• EXERCISE OBJECTIVE:
Quote the records that follow in full and exactly; leave out the pictures.

☆ ☆ ☆ ☆ ☆

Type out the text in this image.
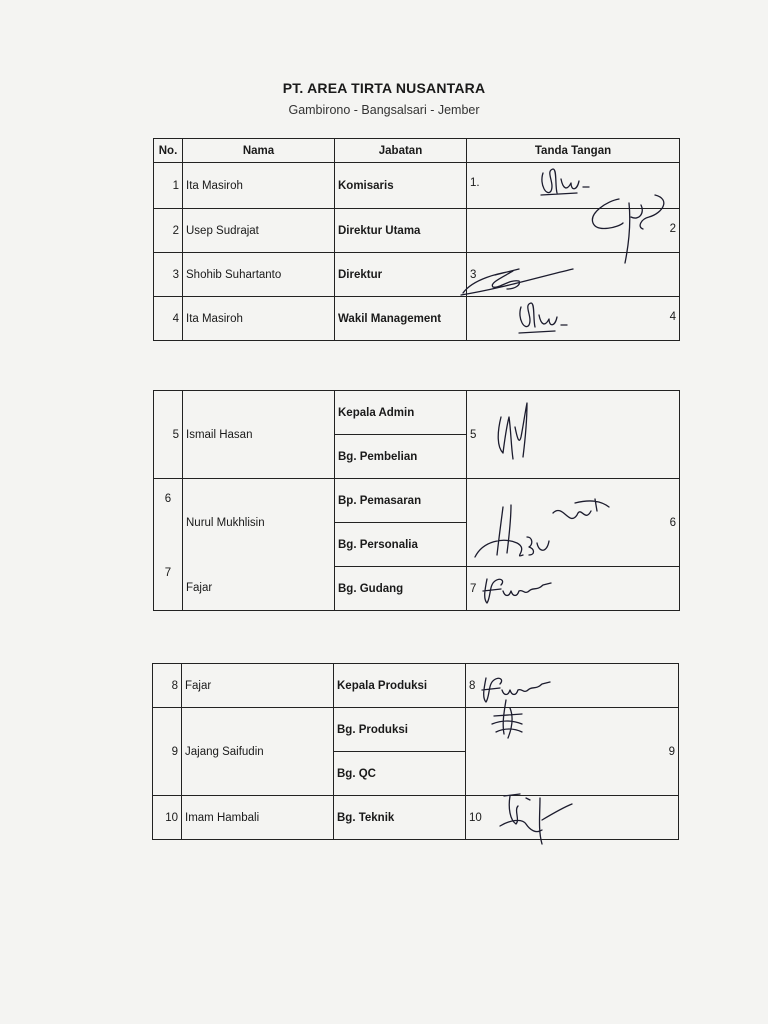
PT. AREA TIRTA NUSANTARA
Gambirono - Bangsalsari - Jember
No.	Nama	Jabatan	Tanda Tangan
1	Ita Masiroh	Komisaris	1.

2	Usep Sudrajat	Direktur Utama	2

3	Shohib Suhartanto	Direktur	3

4	Ita Masiroh	Wakil Management	4
5	Ismail Hasan	Kepala Admin	5

		Bg. Pembelian	
6	Nurul Mukhlisin	Bp. Pemasaran	6

		Bg. Personalia	
7	Fajar	Bg. Gudang	7
8	Fajar	Kepala Produksi	8

9	Jajang Saifudin	Bg. Produksi	9

		Bg. QC	
10	Imam Hambali	Bg. Teknik	10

☆ ☆ ☆ ☆ ☆

• OUTPUT FOR THIS EXERCISE:
Type out the text in this image.
PT. AREA TIRTA NUSANTARA
Gambirono - Bangsalsari - Jember
No.	Nama	Jabatan	Tanda Tangan
1	Ita Masiroh	Komisaris	1.

2	Usep Sudrajat	Direktur Utama	2

3	Shohib Suhartanto	Direktur	3

4	Ita Masiroh	Wakil Management	4
5	Ismail Hasan	Kepala Admin	5

		Bg. Pembelian	
6	Nurul Mukhlisin	Bp. Pemasaran	6

		Bg. Personalia	
7	Fajar	Bg. Gudang	7
8	Fajar	Kepala Produksi	8

9	Jajang Saifudin	Bg. Produksi	9

		Bg. QC	
10	Imam Hambali	Bg. Teknik	10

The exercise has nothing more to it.